* PROBLEM TO SOLVE *
Identify, in the records below, every line where the string "value" appears, and copy each such line.

* GIVEN RECORDS *

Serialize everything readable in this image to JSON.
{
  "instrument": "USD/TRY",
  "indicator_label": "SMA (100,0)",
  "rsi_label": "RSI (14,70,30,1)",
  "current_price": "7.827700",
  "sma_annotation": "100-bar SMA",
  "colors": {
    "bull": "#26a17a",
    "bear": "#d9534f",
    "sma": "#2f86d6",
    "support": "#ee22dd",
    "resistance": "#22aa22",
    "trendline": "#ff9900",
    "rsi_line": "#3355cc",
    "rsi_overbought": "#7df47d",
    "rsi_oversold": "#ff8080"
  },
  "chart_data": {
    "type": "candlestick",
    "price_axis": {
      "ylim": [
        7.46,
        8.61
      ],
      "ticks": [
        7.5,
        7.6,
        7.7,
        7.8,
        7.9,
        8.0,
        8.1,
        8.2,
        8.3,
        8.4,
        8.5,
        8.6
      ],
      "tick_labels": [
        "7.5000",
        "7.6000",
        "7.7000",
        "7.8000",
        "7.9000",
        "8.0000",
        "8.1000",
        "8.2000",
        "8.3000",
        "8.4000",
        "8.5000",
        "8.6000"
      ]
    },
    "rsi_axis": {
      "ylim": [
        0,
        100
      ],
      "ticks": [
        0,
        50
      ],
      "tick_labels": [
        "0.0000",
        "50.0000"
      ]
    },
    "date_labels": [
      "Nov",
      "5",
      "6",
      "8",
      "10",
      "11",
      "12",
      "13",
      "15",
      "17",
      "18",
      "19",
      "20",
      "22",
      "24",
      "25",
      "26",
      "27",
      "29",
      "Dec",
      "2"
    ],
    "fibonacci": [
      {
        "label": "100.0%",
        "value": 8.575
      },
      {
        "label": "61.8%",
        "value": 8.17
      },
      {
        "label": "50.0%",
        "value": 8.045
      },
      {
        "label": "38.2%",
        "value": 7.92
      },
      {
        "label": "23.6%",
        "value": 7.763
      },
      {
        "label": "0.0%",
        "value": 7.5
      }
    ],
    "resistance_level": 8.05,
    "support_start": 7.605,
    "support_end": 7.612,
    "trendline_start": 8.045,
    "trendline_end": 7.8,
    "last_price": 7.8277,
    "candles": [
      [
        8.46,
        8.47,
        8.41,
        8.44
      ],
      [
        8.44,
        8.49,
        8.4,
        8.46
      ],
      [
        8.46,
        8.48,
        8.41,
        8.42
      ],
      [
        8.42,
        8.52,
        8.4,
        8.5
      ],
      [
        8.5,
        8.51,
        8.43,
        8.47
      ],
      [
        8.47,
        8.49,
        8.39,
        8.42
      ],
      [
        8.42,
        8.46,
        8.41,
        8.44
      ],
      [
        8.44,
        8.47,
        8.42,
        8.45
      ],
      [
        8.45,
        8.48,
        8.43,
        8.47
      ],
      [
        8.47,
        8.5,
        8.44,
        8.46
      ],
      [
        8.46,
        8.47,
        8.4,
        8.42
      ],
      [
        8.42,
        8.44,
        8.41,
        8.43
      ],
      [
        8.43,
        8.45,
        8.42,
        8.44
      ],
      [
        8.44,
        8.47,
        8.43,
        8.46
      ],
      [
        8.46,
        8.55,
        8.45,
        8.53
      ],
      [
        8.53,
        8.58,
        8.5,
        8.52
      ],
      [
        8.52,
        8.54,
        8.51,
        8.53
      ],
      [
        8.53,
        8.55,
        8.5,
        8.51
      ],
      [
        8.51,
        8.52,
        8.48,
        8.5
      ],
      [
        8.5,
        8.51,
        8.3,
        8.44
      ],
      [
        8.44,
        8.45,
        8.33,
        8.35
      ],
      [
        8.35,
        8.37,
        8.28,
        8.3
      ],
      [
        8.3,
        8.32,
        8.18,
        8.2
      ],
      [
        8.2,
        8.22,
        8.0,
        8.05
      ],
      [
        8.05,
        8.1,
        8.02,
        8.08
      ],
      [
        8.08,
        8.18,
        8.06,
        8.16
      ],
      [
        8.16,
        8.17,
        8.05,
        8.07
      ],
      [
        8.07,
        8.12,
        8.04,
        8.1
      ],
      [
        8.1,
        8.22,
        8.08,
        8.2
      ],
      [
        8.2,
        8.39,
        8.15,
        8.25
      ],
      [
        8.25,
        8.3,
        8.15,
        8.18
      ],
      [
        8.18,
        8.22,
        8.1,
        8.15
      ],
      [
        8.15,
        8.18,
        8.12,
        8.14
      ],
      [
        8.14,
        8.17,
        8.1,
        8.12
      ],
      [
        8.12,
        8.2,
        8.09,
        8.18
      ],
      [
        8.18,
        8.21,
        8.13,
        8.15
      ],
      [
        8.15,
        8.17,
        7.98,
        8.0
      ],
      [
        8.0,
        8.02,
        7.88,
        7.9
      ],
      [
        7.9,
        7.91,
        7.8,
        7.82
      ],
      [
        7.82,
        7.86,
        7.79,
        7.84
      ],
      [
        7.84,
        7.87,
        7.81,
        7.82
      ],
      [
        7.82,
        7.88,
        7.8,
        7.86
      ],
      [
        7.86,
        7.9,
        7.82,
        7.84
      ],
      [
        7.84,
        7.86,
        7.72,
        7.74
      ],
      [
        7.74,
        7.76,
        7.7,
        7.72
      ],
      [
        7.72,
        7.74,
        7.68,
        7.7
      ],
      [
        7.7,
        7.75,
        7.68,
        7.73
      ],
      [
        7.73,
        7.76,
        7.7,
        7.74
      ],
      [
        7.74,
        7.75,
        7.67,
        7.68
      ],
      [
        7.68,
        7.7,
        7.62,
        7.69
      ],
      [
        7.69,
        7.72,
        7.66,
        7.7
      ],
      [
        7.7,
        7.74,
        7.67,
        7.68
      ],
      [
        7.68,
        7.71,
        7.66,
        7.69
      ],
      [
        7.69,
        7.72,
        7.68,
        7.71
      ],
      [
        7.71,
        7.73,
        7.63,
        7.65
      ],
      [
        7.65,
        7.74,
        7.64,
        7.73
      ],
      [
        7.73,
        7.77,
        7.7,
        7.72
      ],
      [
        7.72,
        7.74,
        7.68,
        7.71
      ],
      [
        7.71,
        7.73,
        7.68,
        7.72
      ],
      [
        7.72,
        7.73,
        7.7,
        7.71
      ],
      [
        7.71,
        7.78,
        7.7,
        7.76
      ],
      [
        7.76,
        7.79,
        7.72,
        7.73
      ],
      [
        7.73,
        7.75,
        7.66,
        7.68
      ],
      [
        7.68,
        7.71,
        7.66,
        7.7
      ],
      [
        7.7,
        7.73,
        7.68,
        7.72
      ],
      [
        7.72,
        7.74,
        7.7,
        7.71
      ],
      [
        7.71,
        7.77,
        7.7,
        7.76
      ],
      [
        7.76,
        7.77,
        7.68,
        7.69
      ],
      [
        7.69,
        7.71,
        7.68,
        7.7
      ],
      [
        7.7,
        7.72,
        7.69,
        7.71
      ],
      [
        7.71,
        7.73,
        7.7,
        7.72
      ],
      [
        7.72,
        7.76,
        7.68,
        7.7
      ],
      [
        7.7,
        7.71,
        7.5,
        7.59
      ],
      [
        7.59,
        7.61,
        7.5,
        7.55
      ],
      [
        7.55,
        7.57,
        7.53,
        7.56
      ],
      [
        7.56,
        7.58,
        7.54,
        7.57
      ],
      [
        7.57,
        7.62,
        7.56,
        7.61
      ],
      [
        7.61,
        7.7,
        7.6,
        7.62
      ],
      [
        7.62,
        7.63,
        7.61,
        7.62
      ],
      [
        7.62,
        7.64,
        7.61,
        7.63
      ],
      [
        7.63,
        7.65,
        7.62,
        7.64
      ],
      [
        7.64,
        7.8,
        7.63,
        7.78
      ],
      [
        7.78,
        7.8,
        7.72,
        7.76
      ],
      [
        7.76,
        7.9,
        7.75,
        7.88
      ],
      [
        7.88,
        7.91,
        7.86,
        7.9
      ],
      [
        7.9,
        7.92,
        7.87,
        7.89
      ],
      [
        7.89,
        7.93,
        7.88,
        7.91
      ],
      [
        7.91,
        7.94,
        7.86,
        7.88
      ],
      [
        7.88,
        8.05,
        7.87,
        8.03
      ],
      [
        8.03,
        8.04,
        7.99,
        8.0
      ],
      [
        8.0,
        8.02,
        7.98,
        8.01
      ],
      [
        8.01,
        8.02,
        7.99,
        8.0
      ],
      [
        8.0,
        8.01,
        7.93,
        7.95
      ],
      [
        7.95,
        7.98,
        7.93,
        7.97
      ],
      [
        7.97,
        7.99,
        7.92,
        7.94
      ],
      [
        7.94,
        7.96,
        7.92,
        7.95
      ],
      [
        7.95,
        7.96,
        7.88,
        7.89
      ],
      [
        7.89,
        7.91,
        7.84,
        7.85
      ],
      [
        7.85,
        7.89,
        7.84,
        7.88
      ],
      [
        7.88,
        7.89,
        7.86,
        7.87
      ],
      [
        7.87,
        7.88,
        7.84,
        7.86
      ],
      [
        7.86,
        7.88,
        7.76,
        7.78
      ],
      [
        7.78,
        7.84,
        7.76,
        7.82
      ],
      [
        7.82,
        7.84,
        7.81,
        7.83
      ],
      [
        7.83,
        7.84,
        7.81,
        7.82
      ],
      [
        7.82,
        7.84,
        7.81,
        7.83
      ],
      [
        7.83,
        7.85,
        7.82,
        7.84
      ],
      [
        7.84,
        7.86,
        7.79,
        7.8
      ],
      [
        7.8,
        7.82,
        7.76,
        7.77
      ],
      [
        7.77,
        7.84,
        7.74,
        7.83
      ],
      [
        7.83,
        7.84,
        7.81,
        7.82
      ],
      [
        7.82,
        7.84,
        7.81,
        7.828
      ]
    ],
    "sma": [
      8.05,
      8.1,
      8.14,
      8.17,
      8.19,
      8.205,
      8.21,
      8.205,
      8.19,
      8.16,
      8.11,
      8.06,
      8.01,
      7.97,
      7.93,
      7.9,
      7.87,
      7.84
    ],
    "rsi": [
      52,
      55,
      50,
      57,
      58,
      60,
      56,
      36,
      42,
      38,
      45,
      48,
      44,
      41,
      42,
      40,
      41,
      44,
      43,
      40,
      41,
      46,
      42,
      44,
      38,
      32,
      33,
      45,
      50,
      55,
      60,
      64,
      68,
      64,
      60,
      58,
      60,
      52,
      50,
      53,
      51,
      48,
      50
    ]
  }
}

* WORKED ANSWER *
        "value": 8.575
        "value": 8.17
        "value": 8.045
        "value": 7.92
        "value": 7.763
        "value": 7.5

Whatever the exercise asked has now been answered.